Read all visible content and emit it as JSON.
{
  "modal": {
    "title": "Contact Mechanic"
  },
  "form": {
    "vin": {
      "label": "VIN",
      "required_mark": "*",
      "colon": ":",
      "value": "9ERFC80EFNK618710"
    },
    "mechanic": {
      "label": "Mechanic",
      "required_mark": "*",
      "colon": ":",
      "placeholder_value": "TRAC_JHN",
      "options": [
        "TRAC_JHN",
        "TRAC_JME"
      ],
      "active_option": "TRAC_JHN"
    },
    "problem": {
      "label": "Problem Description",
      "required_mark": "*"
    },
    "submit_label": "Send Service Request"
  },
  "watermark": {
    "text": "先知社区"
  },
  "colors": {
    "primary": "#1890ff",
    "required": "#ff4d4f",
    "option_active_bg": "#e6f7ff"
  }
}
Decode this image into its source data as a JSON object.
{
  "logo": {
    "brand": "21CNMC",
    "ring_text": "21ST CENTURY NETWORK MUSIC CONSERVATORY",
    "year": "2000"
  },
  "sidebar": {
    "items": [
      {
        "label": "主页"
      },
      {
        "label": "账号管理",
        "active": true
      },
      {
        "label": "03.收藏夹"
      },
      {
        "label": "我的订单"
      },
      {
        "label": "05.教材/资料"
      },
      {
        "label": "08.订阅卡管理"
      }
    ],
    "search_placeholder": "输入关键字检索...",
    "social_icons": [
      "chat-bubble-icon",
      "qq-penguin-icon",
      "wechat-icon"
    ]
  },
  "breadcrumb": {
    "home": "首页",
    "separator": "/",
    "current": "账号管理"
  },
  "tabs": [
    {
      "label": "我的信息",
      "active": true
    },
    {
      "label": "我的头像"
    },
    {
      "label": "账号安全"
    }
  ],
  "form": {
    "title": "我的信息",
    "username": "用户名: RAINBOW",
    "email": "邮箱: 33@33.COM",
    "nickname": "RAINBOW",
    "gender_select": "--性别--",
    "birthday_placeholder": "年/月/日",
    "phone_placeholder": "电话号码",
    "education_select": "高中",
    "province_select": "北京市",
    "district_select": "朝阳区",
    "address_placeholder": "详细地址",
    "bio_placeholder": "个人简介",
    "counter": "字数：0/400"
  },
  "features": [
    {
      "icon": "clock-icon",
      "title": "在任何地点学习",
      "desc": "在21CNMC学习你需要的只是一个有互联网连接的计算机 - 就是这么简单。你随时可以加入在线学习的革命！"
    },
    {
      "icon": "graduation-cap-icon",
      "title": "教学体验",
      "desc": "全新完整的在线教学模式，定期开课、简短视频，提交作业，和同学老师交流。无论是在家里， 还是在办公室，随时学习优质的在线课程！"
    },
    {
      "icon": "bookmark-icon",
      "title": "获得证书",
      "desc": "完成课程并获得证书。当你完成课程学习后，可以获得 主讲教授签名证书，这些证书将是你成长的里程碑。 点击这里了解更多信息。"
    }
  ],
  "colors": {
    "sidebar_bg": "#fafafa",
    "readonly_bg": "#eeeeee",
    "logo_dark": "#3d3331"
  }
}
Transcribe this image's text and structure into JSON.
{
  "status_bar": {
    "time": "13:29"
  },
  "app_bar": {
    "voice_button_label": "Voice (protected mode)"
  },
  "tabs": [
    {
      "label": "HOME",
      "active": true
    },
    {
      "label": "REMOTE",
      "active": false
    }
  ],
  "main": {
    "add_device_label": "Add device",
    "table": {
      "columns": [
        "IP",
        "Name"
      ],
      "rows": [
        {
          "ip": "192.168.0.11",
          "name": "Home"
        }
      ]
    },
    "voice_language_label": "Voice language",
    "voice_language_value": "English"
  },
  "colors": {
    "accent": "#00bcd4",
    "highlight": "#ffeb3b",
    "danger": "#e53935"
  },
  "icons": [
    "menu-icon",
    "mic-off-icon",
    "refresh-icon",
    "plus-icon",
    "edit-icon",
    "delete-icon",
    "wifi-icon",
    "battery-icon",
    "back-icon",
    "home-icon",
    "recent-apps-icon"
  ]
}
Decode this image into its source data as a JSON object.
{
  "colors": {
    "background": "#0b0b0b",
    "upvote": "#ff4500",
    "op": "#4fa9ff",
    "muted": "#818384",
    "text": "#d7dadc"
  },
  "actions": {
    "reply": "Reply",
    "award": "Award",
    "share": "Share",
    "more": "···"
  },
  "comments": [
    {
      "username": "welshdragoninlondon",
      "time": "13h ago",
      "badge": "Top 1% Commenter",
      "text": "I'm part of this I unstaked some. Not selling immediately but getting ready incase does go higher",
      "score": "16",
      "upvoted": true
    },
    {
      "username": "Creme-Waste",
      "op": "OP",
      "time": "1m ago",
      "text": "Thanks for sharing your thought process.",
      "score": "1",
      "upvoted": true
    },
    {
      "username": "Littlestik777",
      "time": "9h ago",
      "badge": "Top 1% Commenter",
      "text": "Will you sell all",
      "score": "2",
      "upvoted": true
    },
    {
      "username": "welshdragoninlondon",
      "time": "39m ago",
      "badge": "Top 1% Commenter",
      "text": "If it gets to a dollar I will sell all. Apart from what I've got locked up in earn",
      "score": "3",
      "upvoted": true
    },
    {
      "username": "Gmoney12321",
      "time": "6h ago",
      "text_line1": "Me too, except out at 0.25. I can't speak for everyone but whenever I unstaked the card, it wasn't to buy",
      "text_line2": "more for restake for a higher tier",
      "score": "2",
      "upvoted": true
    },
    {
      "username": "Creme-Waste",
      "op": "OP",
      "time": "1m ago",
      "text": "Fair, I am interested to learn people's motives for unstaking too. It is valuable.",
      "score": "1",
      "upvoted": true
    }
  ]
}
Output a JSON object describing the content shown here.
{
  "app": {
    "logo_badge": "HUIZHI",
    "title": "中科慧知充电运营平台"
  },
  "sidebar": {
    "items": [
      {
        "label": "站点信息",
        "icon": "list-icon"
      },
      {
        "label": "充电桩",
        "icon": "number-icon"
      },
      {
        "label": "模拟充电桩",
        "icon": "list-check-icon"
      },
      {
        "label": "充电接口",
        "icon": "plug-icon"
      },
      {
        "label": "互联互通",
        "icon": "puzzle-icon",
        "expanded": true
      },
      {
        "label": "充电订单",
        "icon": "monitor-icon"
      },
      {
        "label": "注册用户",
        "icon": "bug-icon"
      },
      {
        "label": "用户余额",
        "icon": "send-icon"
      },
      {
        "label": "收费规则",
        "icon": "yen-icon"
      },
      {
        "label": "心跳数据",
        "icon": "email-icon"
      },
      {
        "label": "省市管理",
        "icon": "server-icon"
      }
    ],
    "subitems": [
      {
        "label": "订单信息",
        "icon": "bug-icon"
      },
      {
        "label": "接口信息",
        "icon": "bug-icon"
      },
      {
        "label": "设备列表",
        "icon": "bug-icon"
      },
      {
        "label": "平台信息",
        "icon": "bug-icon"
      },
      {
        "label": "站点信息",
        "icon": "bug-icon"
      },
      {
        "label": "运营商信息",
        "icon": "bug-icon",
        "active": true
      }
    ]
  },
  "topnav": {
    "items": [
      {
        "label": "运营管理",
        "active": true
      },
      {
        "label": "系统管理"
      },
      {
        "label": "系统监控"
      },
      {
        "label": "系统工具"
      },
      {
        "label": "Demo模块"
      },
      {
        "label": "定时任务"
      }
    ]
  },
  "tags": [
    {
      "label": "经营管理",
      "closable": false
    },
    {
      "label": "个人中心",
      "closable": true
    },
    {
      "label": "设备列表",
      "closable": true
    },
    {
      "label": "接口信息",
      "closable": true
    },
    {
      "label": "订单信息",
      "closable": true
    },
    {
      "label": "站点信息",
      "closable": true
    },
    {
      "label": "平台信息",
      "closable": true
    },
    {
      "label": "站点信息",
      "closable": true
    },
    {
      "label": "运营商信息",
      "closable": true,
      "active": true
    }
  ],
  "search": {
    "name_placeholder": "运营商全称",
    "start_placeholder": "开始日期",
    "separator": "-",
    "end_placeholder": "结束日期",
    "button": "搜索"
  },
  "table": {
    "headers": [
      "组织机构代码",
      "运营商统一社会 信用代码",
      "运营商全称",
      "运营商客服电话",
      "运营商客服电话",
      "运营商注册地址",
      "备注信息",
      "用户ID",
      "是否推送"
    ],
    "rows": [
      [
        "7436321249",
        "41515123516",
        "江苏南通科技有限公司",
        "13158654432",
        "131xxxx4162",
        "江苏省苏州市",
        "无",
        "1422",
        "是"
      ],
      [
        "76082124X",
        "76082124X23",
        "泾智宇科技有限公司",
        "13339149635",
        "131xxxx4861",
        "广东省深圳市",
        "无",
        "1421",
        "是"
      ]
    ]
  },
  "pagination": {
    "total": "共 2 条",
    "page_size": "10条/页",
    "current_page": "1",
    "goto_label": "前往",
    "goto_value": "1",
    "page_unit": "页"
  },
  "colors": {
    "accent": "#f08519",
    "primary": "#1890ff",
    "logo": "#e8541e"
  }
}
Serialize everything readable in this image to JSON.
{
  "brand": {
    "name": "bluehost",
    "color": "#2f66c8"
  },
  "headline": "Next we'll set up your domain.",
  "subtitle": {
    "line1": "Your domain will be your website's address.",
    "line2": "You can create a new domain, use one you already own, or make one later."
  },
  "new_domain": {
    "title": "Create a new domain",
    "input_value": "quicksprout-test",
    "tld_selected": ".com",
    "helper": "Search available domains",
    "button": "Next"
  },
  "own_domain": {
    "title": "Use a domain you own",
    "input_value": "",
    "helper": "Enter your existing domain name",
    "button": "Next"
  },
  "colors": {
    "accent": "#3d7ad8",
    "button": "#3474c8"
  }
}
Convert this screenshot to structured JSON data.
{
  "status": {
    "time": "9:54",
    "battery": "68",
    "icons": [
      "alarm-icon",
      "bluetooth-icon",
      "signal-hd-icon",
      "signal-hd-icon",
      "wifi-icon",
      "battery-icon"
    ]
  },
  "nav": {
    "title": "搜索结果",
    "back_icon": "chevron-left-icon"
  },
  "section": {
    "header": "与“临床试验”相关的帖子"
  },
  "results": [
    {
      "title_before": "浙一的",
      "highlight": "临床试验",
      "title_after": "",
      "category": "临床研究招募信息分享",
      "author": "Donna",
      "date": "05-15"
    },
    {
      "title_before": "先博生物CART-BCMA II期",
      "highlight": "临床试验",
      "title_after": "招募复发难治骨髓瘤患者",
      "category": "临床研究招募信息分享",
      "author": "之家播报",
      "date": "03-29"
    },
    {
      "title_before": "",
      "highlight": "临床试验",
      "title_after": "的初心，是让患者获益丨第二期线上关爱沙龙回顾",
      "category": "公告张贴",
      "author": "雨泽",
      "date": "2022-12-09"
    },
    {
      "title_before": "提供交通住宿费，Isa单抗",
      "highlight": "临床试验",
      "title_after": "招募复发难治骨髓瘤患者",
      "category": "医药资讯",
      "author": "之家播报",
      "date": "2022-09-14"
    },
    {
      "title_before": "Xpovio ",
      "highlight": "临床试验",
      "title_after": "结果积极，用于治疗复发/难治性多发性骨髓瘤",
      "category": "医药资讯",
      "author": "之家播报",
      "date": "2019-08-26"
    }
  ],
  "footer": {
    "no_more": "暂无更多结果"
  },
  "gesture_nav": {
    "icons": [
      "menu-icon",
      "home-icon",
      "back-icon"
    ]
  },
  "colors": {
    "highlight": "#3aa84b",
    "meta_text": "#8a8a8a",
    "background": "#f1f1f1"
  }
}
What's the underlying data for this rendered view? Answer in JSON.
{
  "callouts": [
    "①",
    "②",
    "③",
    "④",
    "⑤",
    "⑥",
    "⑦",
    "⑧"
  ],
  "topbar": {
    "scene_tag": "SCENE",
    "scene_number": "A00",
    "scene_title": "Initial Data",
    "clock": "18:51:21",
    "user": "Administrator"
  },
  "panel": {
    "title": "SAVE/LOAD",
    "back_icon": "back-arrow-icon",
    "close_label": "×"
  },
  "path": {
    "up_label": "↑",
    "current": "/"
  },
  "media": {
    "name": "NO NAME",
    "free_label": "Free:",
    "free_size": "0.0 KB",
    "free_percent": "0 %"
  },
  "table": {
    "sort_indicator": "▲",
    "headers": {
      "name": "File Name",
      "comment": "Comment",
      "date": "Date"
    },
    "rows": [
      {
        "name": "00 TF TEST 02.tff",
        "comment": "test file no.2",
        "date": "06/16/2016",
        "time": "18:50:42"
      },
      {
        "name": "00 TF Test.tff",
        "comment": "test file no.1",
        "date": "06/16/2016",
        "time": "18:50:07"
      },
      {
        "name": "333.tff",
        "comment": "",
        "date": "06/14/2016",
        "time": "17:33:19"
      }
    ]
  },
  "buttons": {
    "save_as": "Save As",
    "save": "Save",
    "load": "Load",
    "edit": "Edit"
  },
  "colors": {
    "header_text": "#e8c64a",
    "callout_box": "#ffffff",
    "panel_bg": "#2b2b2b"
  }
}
--------------------------------------------------
**BRIEF**: Which lines in the records above contain the string "background"? Copy each one.

**WRITTEN RESPONSE**:
    "background": "#0b0b0b",
    "background": "#f1f1f1"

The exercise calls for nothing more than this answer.